### Provided material
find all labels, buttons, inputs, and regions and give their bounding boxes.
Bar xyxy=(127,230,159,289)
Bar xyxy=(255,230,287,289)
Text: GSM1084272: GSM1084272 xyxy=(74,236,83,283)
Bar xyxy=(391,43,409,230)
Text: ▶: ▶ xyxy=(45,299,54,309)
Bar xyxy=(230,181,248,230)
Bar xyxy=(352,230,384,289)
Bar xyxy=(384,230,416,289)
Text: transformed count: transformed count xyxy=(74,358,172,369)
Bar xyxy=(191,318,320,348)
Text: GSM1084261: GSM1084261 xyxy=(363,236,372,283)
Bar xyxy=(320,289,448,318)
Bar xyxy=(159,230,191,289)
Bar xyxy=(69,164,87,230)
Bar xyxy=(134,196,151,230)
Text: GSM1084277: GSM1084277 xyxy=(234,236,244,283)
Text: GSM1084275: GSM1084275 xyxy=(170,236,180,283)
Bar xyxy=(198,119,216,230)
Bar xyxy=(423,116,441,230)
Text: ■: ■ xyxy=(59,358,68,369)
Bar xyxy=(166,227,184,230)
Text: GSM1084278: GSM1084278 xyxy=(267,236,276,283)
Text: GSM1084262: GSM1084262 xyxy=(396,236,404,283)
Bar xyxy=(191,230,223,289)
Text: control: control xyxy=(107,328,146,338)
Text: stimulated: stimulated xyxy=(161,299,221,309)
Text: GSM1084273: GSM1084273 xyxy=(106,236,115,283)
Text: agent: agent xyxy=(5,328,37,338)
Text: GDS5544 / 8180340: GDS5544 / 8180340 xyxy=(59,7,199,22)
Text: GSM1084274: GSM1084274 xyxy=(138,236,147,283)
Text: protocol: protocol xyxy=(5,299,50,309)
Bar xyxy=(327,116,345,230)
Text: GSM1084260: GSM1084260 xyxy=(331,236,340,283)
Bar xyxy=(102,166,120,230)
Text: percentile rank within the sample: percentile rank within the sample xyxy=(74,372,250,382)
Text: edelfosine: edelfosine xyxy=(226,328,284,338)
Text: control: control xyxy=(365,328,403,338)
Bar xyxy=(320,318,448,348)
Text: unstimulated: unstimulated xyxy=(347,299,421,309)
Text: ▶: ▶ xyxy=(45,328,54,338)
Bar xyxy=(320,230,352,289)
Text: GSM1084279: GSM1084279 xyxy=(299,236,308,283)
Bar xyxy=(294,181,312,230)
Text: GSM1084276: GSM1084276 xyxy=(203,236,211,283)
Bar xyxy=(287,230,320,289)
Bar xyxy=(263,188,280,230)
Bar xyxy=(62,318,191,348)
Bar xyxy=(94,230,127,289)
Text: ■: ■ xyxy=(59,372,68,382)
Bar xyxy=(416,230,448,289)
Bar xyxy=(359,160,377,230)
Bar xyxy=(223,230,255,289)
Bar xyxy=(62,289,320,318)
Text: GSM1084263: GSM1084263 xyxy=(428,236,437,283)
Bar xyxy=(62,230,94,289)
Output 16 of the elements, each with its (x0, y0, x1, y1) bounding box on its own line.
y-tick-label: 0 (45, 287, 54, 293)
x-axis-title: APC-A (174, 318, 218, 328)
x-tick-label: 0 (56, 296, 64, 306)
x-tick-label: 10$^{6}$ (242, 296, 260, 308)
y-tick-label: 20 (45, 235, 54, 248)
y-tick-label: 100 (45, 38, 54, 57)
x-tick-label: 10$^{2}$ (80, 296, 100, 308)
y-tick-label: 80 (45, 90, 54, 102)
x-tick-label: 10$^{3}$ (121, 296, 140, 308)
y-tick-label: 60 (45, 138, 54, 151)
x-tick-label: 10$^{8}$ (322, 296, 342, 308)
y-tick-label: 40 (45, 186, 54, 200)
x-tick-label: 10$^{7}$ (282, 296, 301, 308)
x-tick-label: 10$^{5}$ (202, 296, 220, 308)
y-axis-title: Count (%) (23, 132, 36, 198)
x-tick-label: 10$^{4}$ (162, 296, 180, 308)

### Given instruction
Copy the listing above word for word, keeping every line and character unchanged.

### Result of this exercise
find all labels, buttons, inputs, and regions and give their bounding boxes.
Bar xyxy=(127,230,159,289)
Bar xyxy=(255,230,287,289)
Text: GSM1084272: GSM1084272 xyxy=(74,236,83,283)
Bar xyxy=(391,43,409,230)
Text: ▶: ▶ xyxy=(45,299,54,309)
Bar xyxy=(230,181,248,230)
Bar xyxy=(352,230,384,289)
Bar xyxy=(384,230,416,289)
Text: transformed count: transformed count xyxy=(74,358,172,369)
Bar xyxy=(191,318,320,348)
Text: GSM1084261: GSM1084261 xyxy=(363,236,372,283)
Bar xyxy=(320,289,448,318)
Bar xyxy=(159,230,191,289)
Bar xyxy=(69,164,87,230)
Bar xyxy=(134,196,151,230)
Text: GSM1084277: GSM1084277 xyxy=(234,236,244,283)
Text: GSM1084275: GSM1084275 xyxy=(170,236,180,283)
Bar xyxy=(198,119,216,230)
Bar xyxy=(423,116,441,230)
Text: ■: ■ xyxy=(59,358,68,369)
Bar xyxy=(166,227,184,230)
Text: GSM1084278: GSM1084278 xyxy=(267,236,276,283)
Text: GSM1084262: GSM1084262 xyxy=(396,236,404,283)
Bar xyxy=(191,230,223,289)
Text: control: control xyxy=(107,328,146,338)
Text: stimulated: stimulated xyxy=(161,299,221,309)
Text: GSM1084273: GSM1084273 xyxy=(106,236,115,283)
Text: agent: agent xyxy=(5,328,37,338)
Text: GDS5544 / 8180340: GDS5544 / 8180340 xyxy=(59,7,199,22)
Text: GSM1084274: GSM1084274 xyxy=(138,236,147,283)
Text: protocol: protocol xyxy=(5,299,50,309)
Bar xyxy=(327,116,345,230)
Text: GSM1084260: GSM1084260 xyxy=(331,236,340,283)
Bar xyxy=(102,166,120,230)
Text: percentile rank within the sample: percentile rank within the sample xyxy=(74,372,250,382)
Text: edelfosine: edelfosine xyxy=(226,328,284,338)
Text: control: control xyxy=(365,328,403,338)
Bar xyxy=(320,318,448,348)
Text: unstimulated: unstimulated xyxy=(347,299,421,309)
Text: ▶: ▶ xyxy=(45,328,54,338)
Bar xyxy=(320,230,352,289)
Text: GSM1084279: GSM1084279 xyxy=(299,236,308,283)
Bar xyxy=(294,181,312,230)
Text: GSM1084276: GSM1084276 xyxy=(203,236,211,283)
Bar xyxy=(287,230,320,289)
Bar xyxy=(263,188,280,230)
Bar xyxy=(62,318,191,348)
Bar xyxy=(94,230,127,289)
Text: ■: ■ xyxy=(59,372,68,382)
Bar xyxy=(416,230,448,289)
Bar xyxy=(359,160,377,230)
Bar xyxy=(223,230,255,289)
Bar xyxy=(62,289,320,318)
Text: GSM1084263: GSM1084263 xyxy=(428,236,437,283)
Bar xyxy=(62,230,94,289)
Output 16 of the elements, each with its (x0, y0, x1, y1) bounding box on its own line.
y-tick-label: 0 (45, 287, 54, 293)
x-axis-title: APC-A (174, 318, 218, 328)
x-tick-label: 0 (56, 296, 64, 306)
x-tick-label: 10$^{6}$ (242, 296, 260, 308)
y-tick-label: 20 (45, 235, 54, 248)
y-tick-label: 100 (45, 38, 54, 57)
x-tick-label: 10$^{2}$ (80, 296, 100, 308)
y-tick-label: 80 (45, 90, 54, 102)
x-tick-label: 10$^{3}$ (121, 296, 140, 308)
y-tick-label: 60 (45, 138, 54, 151)
x-tick-label: 10$^{8}$ (322, 296, 342, 308)
y-tick-label: 40 (45, 186, 54, 200)
x-tick-label: 10$^{7}$ (282, 296, 301, 308)
x-tick-label: 10$^{5}$ (202, 296, 220, 308)
y-axis-title: Count (%) (23, 132, 36, 198)
x-tick-label: 10$^{4}$ (162, 296, 180, 308)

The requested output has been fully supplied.